[GOAL]: Extract all of the data and reproduce it precisely.

[RECORDS SHOWN]:
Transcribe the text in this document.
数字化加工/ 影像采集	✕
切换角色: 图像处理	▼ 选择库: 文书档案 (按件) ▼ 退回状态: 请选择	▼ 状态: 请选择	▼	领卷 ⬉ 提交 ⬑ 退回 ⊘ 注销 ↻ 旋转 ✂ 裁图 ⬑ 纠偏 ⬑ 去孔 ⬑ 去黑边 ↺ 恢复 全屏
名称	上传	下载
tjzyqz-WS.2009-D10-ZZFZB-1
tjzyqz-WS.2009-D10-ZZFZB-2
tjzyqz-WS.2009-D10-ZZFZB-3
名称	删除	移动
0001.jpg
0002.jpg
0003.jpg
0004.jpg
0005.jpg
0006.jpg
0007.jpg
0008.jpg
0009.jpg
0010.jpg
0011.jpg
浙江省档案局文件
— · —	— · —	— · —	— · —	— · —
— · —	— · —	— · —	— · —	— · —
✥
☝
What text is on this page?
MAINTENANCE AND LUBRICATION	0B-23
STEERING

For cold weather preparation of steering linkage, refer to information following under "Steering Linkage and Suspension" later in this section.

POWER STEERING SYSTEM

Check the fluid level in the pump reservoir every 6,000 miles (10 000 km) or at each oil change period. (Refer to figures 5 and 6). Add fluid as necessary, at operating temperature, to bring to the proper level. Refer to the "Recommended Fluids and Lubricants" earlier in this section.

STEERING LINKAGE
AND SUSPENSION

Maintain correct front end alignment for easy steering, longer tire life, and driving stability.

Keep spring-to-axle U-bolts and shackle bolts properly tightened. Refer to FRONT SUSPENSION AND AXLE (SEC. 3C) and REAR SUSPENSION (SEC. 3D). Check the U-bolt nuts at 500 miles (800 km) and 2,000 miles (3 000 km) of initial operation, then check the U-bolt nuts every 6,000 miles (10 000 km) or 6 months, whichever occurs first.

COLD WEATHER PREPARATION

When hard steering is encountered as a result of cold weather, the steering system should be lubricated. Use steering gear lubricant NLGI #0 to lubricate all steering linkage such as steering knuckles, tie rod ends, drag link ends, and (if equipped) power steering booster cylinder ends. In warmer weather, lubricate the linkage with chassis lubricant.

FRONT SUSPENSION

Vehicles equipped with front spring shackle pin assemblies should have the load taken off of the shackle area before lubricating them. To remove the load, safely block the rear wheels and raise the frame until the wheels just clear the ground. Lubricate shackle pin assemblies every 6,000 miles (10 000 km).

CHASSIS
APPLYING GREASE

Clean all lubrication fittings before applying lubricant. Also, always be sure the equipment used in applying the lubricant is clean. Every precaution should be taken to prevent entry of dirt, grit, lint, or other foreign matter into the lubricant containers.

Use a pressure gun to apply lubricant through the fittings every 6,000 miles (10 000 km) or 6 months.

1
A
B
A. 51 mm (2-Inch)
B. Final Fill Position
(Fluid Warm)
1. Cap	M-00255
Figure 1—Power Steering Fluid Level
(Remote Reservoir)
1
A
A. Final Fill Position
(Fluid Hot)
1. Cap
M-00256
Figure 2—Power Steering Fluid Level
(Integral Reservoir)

[COMPLETED EXERCISE]:
Transcribe the text in this document.
数字化加工/ 影像采集	✕
切换角色: 图像处理	▼ 选择库: 文书档案 (按件) ▼ 退回状态: 请选择	▼ 状态: 请选择	▼	领卷 ⬉ 提交 ⬑ 退回 ⊘ 注销 ↻ 旋转 ✂ 裁图 ⬑ 纠偏 ⬑ 去孔 ⬑ 去黑边 ↺ 恢复 全屏
名称	上传	下载
tjzyqz-WS.2009-D10-ZZFZB-1
tjzyqz-WS.2009-D10-ZZFZB-2
tjzyqz-WS.2009-D10-ZZFZB-3
名称	删除	移动
0001.jpg
0002.jpg
0003.jpg
0004.jpg
0005.jpg
0006.jpg
0007.jpg
0008.jpg
0009.jpg
0010.jpg
0011.jpg
浙江省档案局文件
— · —	— · —	— · —	— · —	— · —
— · —	— · —	— · —	— · —	— · —
✥
☝
What text is on this page?
MAINTENANCE AND LUBRICATION	0B-23
STEERING

For cold weather preparation of steering linkage, refer to information following under "Steering Linkage and Suspension" later in this section.

POWER STEERING SYSTEM

Check the fluid level in the pump reservoir every 6,000 miles (10 000 km) or at each oil change period. (Refer to figures 5 and 6). Add fluid as necessary, at operating temperature, to bring to the proper level. Refer to the "Recommended Fluids and Lubricants" earlier in this section.

STEERING LINKAGE
AND SUSPENSION

Maintain correct front end alignment for easy steering, longer tire life, and driving stability.

Keep spring-to-axle U-bolts and shackle bolts properly tightened. Refer to FRONT SUSPENSION AND AXLE (SEC. 3C) and REAR SUSPENSION (SEC. 3D). Check the U-bolt nuts at 500 miles (800 km) and 2,000 miles (3 000 km) of initial operation, then check the U-bolt nuts every 6,000 miles (10 000 km) or 6 months, whichever occurs first.

COLD WEATHER PREPARATION

When hard steering is encountered as a result of cold weather, the steering system should be lubricated. Use steering gear lubricant NLGI #0 to lubricate all steering linkage such as steering knuckles, tie rod ends, drag link ends, and (if equipped) power steering booster cylinder ends. In warmer weather, lubricate the linkage with chassis lubricant.

FRONT SUSPENSION

Vehicles equipped with front spring shackle pin assemblies should have the load taken off of the shackle area before lubricating them. To remove the load, safely block the rear wheels and raise the frame until the wheels just clear the ground. Lubricate shackle pin assemblies every 6,000 miles (10 000 km).

CHASSIS
APPLYING GREASE

Clean all lubrication fittings before applying lubricant. Also, always be sure the equipment used in applying the lubricant is clean. Every precaution should be taken to prevent entry of dirt, grit, lint, or other foreign matter into the lubricant containers.

Use a pressure gun to apply lubricant through the fittings every 6,000 miles (10 000 km) or 6 months.

1
A
B
A. 51 mm (2-Inch)
B. Final Fill Position
(Fluid Warm)
1. Cap	M-00255
Figure 1—Power Steering Fluid Level
(Remote Reservoir)
1
A
A. Final Fill Position
(Fluid Hot)
1. Cap
M-00256
Figure 2—Power Steering Fluid Level
(Integral Reservoir)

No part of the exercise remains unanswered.